▸ **Exercise description**: Below are the records. Gather each line that holds "DESIGN".

▸ **Dataset extract**:

[start]

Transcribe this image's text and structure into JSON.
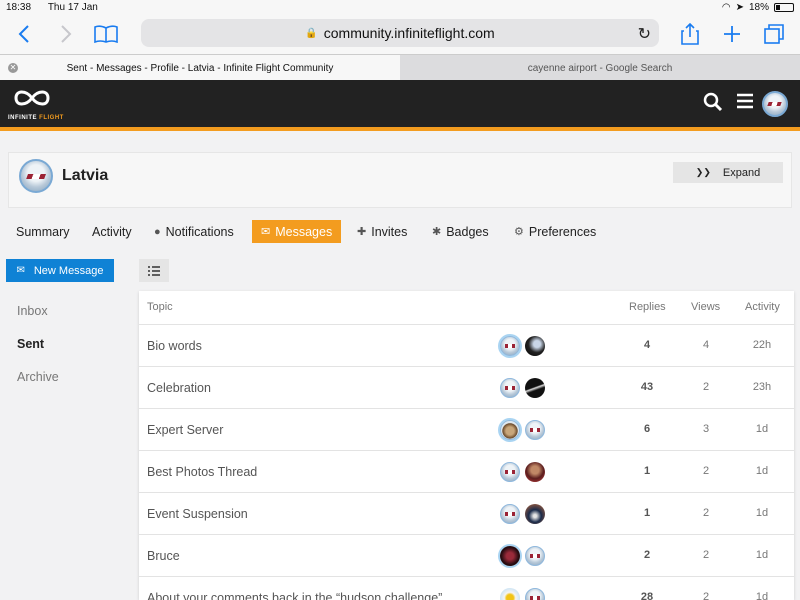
{
  "status_bar": {
    "time": "18:38",
    "date": "Thu 17 Jan",
    "battery": "18%"
  },
  "browser": {
    "url": "community.infiniteflight.com",
    "tabs": [
      {
        "title": "Sent - Messages - Profile - Latvia - Infinite Flight Community",
        "active": true
      },
      {
        "title": "cayenne airport - Google Search",
        "active": false
      }
    ]
  },
  "site": {
    "logo_text_a": "INFINITE",
    "logo_text_b": "FLIGHT",
    "accent_color": "#f39c1f"
  },
  "profile": {
    "name": "Latvia",
    "expand_label": "Expand"
  },
  "nav": {
    "summary": "Summary",
    "activity": "Activity",
    "notifications": "Notifications",
    "messages": "Messages",
    "invites": "Invites",
    "badges": "Badges",
    "preferences": "Preferences"
  },
  "sidebar": {
    "new_message": "New Message",
    "inbox": "Inbox",
    "sent": "Sent",
    "archive": "Archive"
  },
  "table": {
    "headers": {
      "topic": "Topic",
      "replies": "Replies",
      "views": "Views",
      "activity": "Activity"
    },
    "rows": [
      {
        "topic": "Bio words",
        "replies": "4",
        "views": "4",
        "activity": "22h"
      },
      {
        "topic": "Celebration",
        "replies": "43",
        "views": "2",
        "activity": "23h"
      },
      {
        "topic": "Expert Server",
        "replies": "6",
        "views": "3",
        "activity": "1d"
      },
      {
        "topic": "Best Photos Thread",
        "replies": "1",
        "views": "2",
        "activity": "1d"
      },
      {
        "topic": "Event Suspension",
        "replies": "1",
        "views": "2",
        "activity": "1d"
      },
      {
        "topic": "Bruce",
        "replies": "2",
        "views": "2",
        "activity": "1d"
      },
      {
        "topic": "About your comments back in the “hudson challenge”",
        "replies": "28",
        "views": "2",
        "activity": "1d"
      }
    ]
  }
}
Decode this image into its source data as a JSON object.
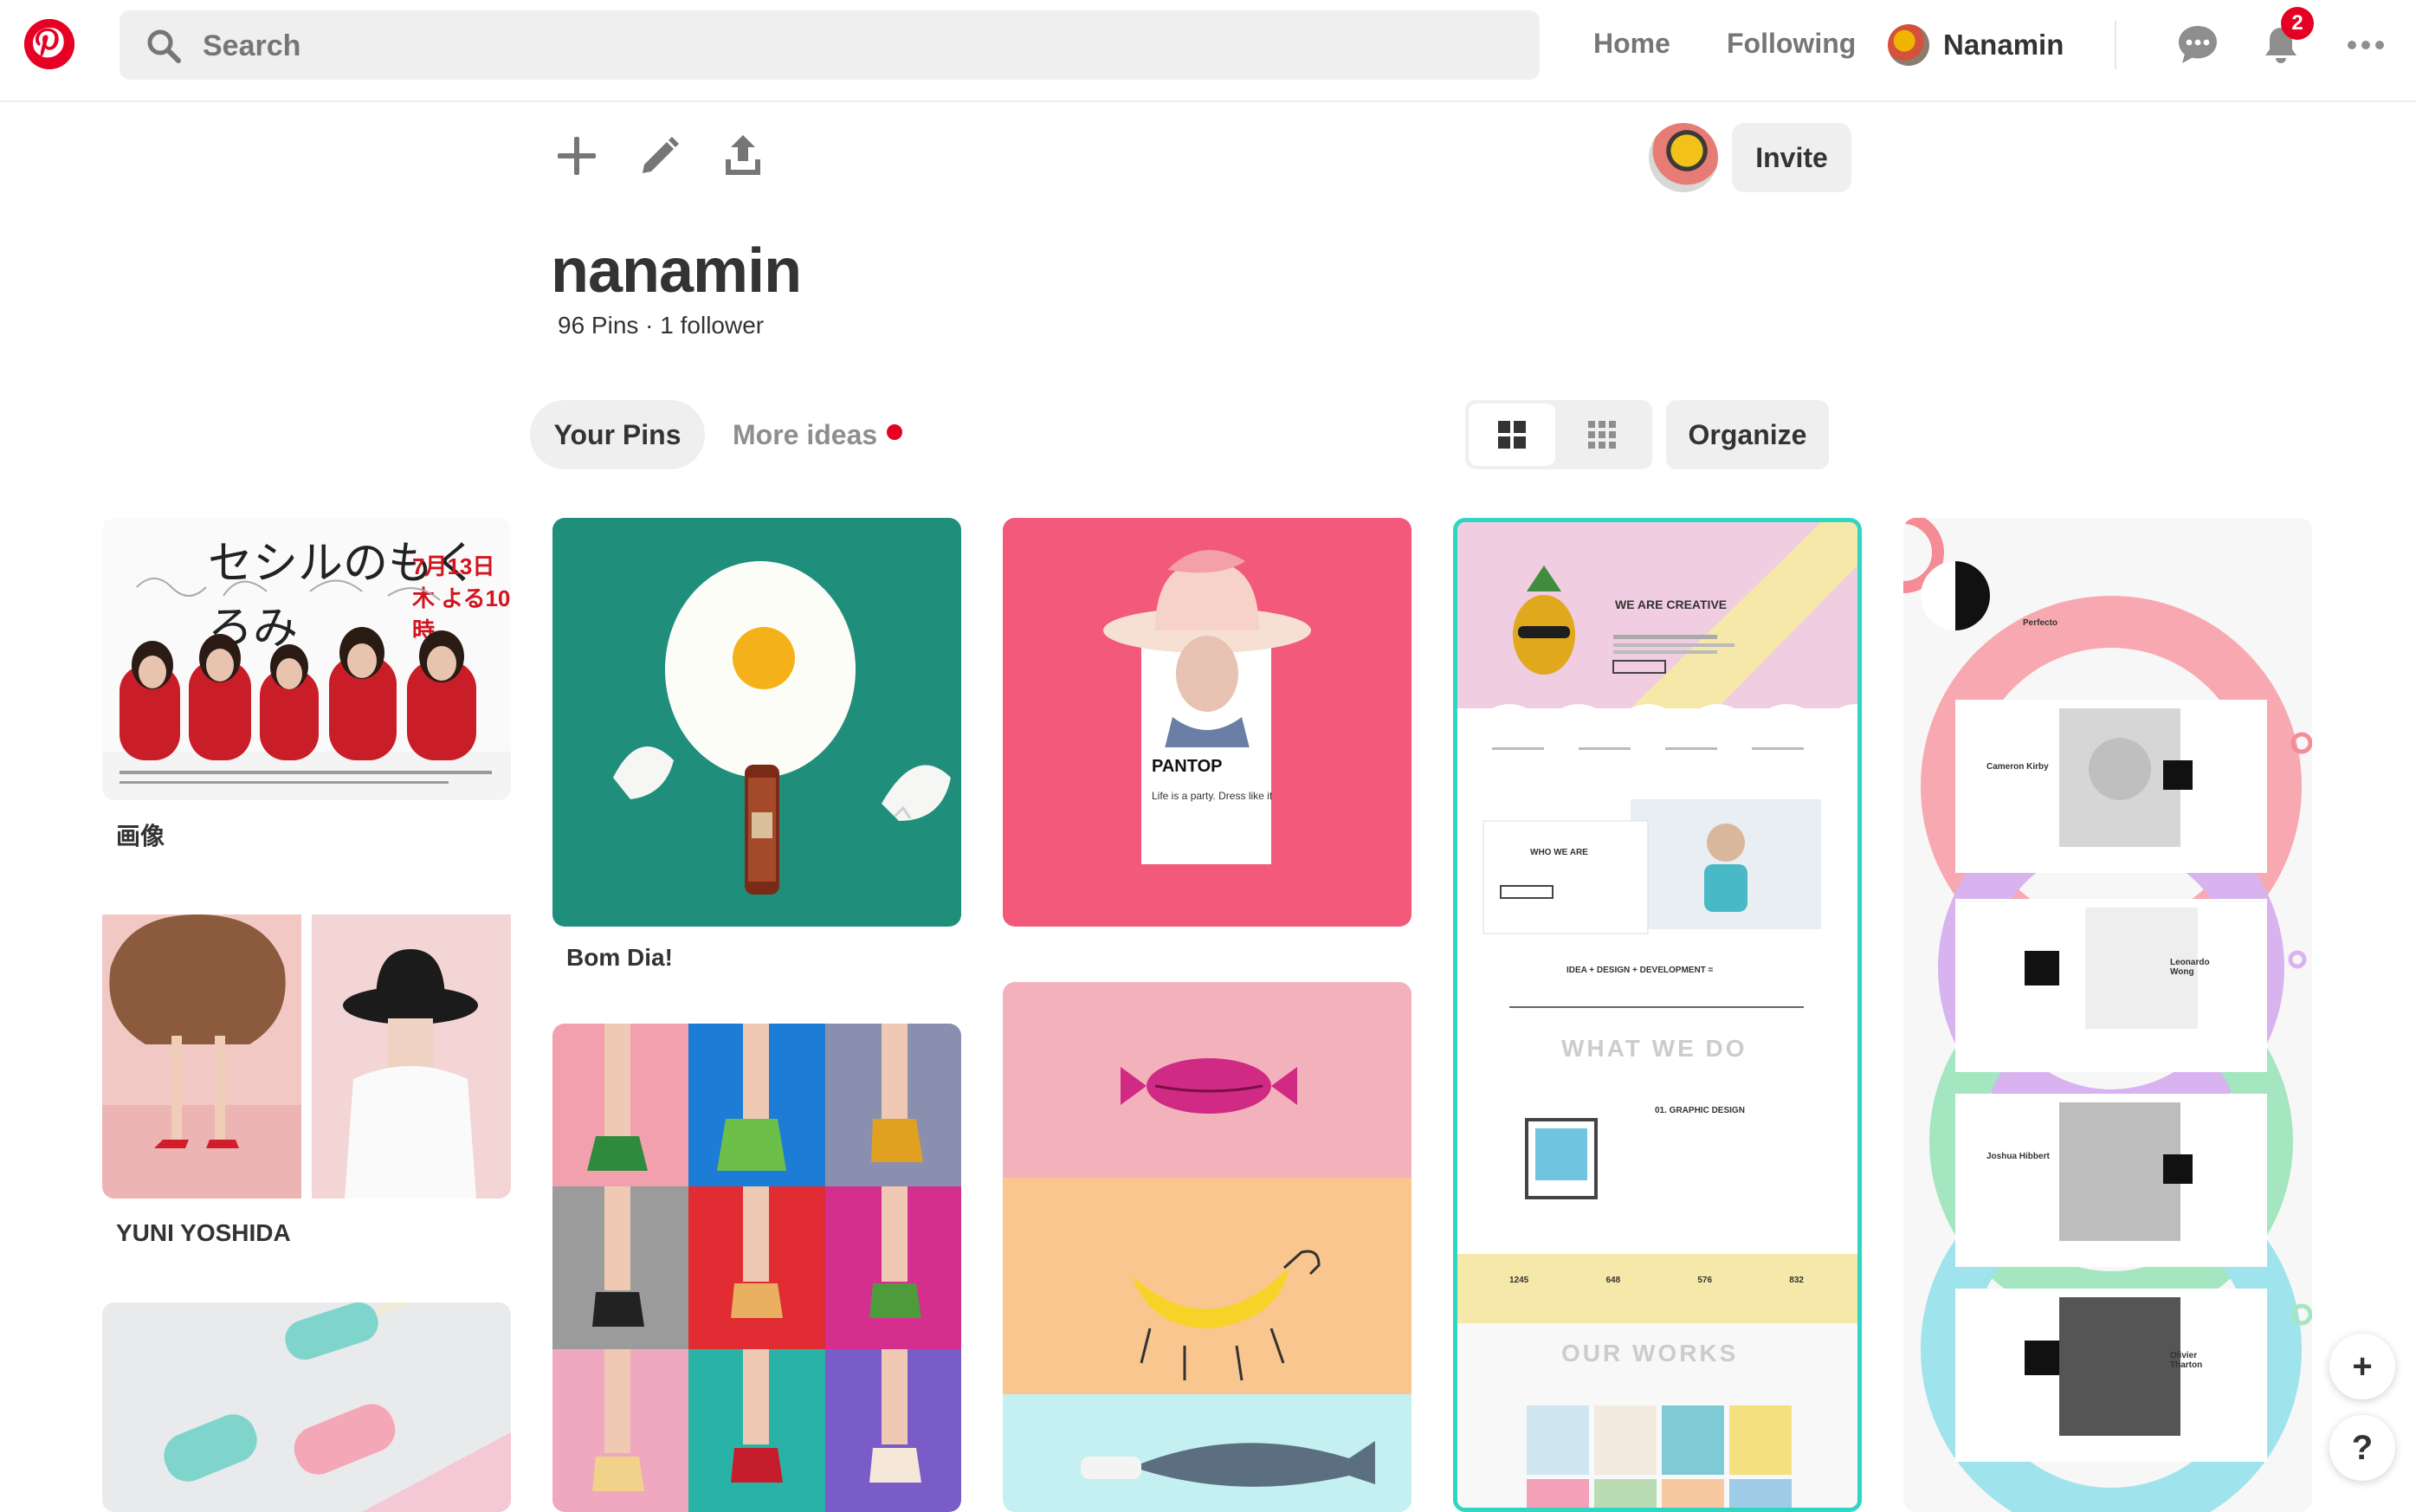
{
  "header": {
    "search_placeholder": "Search",
    "nav_home": "Home",
    "nav_following": "Following",
    "profile_name": "Nanamin",
    "notification_count": "2"
  },
  "board": {
    "collaborator_invite_label": "Invite",
    "title": "nanamin",
    "meta": "96 Pins · 1 follower",
    "tab_your_pins": "Your Pins",
    "tab_more_ideas": "More ideas",
    "organize_label": "Organize"
  },
  "pins": [
    {
      "caption": "画像",
      "poster_title": "セシルのもくろみ",
      "poster_date": "7月13日木 よる10時"
    },
    {
      "caption": "Bom Dia!"
    },
    {
      "caption": "",
      "card_title": "PANTOP",
      "card_sub": "Life is a party. Dress like it"
    },
    {
      "caption": "",
      "hero": "WE ARE CREATIVE",
      "who": "WHO WE ARE",
      "tagline": "IDEA + DESIGN + DEVELOPMENT =",
      "what": "WHAT WE DO",
      "graphic": "01. GRAPHIC DESIGN",
      "works": "OUR WORKS",
      "stats": [
        "1245",
        "648",
        "576",
        "832"
      ]
    },
    {
      "caption": "",
      "brand": "Perfecto",
      "people": [
        "Cameron Kirby",
        "Leonardo Wong",
        "Joshua Hibbert",
        "Olivier Tharton"
      ]
    },
    {
      "caption": "YUNI YOSHIDA"
    },
    {
      "caption": ""
    },
    {
      "caption": ""
    },
    {
      "caption": ""
    }
  ],
  "fab": {
    "add": "+",
    "help": "?"
  },
  "colors": {
    "brand": "#e60023",
    "selected_border": "#2fd6c2"
  },
  "icons": {
    "add": "plus-icon",
    "edit": "pencil-icon",
    "share": "share-icon",
    "chat": "chat-icon",
    "notifications": "bell-icon",
    "more": "more-icon"
  }
}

[end]

▸ **Solution to this exercise**:
      "tagline": "IDEA + DESIGN + DEVELOPMENT =",
      "graphic": "01. GRAPHIC DESIGN",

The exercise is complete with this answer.